Copy each line below that includes "gold".

▸ Exercise material
◆ ◆ ◆ ◆
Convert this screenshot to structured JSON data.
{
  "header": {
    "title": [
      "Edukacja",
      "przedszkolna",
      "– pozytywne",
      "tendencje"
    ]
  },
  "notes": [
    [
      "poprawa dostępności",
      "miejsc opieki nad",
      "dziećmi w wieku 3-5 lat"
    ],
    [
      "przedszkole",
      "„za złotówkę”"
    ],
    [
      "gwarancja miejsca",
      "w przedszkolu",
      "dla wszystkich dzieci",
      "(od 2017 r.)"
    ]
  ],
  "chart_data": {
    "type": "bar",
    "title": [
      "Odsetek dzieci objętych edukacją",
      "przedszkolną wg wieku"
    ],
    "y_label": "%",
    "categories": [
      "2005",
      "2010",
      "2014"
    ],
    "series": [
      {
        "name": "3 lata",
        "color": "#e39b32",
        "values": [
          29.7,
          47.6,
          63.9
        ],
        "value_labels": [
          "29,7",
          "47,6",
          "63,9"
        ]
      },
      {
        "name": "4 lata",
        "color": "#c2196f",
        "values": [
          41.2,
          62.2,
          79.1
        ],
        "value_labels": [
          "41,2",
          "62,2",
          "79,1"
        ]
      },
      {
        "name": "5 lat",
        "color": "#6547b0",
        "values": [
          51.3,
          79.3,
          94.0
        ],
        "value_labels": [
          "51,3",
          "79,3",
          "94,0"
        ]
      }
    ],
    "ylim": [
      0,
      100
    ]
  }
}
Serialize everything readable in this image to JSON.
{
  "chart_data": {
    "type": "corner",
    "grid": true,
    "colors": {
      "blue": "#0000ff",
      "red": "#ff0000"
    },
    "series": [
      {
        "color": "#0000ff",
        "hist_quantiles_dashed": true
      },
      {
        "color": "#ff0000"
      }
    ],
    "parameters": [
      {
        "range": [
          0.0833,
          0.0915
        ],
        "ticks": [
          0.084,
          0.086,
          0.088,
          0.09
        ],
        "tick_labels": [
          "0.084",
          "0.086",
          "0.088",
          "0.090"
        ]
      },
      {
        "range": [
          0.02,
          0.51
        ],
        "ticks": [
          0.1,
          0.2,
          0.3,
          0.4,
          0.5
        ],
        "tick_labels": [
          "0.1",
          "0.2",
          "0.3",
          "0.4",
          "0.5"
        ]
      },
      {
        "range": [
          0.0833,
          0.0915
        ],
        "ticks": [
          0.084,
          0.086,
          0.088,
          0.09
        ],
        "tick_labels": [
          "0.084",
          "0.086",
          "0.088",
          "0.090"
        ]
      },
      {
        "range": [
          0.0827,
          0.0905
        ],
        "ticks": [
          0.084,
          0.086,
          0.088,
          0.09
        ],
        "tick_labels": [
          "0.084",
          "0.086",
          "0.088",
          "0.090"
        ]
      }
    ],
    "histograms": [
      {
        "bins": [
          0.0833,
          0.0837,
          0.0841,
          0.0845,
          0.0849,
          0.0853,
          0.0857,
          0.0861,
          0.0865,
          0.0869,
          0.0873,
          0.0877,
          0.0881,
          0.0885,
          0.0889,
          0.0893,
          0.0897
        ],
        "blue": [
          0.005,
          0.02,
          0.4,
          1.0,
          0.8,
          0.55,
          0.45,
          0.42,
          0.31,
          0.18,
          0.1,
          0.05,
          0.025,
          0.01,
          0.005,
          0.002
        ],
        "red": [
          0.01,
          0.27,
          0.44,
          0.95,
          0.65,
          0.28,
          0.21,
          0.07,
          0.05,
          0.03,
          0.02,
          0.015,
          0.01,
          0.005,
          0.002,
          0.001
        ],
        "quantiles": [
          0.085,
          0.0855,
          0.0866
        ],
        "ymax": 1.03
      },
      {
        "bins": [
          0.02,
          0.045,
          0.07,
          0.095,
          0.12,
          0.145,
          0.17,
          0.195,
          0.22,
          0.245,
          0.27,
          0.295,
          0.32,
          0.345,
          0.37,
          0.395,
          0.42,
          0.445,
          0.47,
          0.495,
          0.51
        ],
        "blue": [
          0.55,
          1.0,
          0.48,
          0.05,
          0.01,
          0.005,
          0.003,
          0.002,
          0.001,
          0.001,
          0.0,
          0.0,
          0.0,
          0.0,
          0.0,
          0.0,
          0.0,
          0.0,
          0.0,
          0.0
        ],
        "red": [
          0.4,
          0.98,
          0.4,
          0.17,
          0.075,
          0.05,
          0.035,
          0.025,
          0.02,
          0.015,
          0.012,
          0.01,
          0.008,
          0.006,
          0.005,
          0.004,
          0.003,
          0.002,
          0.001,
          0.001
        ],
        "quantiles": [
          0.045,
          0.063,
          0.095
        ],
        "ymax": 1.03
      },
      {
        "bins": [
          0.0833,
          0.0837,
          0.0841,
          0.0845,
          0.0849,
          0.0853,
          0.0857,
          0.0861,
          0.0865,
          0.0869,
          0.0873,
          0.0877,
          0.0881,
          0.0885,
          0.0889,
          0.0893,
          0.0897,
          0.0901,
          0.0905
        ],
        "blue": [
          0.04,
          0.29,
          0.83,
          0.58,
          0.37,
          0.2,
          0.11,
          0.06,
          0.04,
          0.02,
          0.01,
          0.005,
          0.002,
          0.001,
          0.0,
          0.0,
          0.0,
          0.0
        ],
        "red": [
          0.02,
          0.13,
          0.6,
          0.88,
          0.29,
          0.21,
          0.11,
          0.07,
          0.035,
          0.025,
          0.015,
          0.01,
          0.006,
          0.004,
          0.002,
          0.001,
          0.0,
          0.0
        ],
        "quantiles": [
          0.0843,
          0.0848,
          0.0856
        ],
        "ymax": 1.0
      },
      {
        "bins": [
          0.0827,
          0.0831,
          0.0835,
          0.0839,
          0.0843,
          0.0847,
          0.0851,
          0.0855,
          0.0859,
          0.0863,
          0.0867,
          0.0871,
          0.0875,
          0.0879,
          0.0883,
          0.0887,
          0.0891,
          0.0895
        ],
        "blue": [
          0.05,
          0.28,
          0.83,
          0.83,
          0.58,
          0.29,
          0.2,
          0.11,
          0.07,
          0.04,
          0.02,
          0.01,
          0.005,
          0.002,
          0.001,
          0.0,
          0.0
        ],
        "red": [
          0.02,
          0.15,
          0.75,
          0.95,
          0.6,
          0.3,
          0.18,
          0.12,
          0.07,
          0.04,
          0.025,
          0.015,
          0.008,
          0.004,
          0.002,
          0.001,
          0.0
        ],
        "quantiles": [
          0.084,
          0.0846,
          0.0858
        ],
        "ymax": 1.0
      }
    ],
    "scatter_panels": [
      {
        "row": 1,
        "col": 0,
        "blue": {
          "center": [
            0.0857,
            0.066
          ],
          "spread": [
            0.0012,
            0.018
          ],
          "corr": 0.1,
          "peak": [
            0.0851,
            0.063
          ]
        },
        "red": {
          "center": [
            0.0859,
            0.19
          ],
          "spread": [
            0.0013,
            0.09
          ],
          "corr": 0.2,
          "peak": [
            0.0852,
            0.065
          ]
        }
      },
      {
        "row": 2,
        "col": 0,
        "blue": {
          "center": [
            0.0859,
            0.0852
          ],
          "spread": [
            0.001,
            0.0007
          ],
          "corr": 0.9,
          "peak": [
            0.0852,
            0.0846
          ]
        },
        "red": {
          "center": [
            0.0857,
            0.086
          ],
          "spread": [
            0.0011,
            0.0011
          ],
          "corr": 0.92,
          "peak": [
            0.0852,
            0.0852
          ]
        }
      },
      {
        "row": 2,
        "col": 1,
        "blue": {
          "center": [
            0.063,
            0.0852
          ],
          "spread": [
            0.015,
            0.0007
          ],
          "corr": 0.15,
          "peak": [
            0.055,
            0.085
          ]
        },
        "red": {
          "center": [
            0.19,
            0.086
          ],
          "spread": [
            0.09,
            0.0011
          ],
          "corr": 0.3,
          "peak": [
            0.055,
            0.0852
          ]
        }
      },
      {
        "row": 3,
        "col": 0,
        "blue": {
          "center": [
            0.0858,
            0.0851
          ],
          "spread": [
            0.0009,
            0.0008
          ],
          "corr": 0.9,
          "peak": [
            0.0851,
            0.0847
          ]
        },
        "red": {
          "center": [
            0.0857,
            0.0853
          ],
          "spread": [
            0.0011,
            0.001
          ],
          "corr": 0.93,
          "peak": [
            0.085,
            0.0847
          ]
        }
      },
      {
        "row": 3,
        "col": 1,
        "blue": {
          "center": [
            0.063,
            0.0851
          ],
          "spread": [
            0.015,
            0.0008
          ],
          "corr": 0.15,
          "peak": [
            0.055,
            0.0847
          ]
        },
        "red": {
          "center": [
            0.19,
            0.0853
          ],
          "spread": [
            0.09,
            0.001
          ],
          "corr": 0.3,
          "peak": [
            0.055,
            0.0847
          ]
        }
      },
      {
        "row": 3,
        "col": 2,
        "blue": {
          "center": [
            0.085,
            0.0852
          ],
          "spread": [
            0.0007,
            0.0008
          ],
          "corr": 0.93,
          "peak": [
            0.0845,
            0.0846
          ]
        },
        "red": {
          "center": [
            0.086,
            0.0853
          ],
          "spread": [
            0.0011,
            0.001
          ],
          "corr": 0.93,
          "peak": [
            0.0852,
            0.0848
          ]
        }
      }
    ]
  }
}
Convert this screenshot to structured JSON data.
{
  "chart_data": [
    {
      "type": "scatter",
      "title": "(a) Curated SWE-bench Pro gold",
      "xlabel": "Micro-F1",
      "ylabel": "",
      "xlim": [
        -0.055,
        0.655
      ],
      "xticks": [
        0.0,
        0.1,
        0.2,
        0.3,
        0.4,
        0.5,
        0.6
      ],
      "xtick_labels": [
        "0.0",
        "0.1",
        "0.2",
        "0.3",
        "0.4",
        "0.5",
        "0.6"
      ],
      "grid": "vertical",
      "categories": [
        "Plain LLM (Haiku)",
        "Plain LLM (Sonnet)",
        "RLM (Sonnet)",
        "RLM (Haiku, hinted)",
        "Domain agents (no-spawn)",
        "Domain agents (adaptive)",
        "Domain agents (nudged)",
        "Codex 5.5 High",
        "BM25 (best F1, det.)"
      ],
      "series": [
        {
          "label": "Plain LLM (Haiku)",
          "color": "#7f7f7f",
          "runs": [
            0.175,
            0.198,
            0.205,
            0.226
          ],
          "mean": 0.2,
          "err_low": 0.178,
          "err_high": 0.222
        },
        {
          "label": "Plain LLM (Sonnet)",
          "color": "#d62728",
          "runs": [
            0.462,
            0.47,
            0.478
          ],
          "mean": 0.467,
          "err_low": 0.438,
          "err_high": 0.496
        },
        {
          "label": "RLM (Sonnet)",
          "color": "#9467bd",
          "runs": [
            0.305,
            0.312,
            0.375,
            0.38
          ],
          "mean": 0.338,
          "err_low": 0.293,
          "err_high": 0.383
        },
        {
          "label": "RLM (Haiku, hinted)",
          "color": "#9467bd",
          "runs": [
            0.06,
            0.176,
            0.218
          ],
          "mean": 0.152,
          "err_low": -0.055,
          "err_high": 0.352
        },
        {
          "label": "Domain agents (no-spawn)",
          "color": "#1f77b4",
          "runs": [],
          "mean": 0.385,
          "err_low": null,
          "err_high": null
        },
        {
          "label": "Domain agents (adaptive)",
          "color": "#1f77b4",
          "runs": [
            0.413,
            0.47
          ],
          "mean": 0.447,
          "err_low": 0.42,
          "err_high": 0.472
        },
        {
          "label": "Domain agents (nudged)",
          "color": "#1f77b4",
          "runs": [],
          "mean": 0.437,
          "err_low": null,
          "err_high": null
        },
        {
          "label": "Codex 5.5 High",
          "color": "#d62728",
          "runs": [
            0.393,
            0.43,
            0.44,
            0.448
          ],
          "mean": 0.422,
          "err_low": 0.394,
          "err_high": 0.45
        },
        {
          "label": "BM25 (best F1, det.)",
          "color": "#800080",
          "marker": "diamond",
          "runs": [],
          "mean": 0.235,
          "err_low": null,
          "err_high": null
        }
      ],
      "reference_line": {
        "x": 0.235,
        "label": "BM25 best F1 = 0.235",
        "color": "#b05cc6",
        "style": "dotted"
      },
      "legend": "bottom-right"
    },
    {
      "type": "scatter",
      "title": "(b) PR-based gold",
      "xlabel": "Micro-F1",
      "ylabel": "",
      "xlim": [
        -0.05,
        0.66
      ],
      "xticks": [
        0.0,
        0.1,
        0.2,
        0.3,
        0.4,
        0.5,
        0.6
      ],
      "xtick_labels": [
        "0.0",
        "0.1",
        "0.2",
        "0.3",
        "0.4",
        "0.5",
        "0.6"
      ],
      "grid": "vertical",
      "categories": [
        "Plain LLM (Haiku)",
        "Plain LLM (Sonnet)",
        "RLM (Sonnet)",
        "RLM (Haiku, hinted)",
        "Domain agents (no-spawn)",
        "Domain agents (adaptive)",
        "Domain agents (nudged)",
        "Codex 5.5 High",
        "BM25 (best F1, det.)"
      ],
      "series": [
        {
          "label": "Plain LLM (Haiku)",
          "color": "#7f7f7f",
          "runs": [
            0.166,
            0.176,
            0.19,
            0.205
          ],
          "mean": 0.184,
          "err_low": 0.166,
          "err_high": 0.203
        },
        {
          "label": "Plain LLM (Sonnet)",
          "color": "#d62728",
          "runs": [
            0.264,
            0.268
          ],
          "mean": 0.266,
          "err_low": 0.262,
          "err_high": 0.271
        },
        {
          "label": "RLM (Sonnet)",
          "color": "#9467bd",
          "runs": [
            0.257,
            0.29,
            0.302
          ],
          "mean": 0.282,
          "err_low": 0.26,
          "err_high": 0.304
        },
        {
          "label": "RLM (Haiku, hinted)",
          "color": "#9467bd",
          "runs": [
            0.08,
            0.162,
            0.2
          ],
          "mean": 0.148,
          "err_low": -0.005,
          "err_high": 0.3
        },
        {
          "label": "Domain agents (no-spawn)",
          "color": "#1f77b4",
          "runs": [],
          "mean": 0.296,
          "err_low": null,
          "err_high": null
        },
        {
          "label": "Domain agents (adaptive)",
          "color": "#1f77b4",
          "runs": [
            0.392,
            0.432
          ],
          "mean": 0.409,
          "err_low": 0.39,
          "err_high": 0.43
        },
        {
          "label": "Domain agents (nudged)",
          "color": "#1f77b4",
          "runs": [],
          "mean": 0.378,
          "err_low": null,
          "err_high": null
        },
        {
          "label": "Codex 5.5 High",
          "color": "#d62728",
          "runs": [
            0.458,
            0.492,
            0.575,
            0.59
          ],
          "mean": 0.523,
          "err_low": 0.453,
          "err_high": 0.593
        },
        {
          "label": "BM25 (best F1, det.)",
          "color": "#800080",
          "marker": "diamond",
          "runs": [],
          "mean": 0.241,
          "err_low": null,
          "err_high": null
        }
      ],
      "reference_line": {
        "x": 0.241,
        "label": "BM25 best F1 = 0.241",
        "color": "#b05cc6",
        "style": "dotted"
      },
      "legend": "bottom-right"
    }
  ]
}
◆ ◆ ◆ ◆
▸ Exercise solution
      "title": "(a) Curated SWE-bench Pro gold",
      "title": "(b) PR-based gold",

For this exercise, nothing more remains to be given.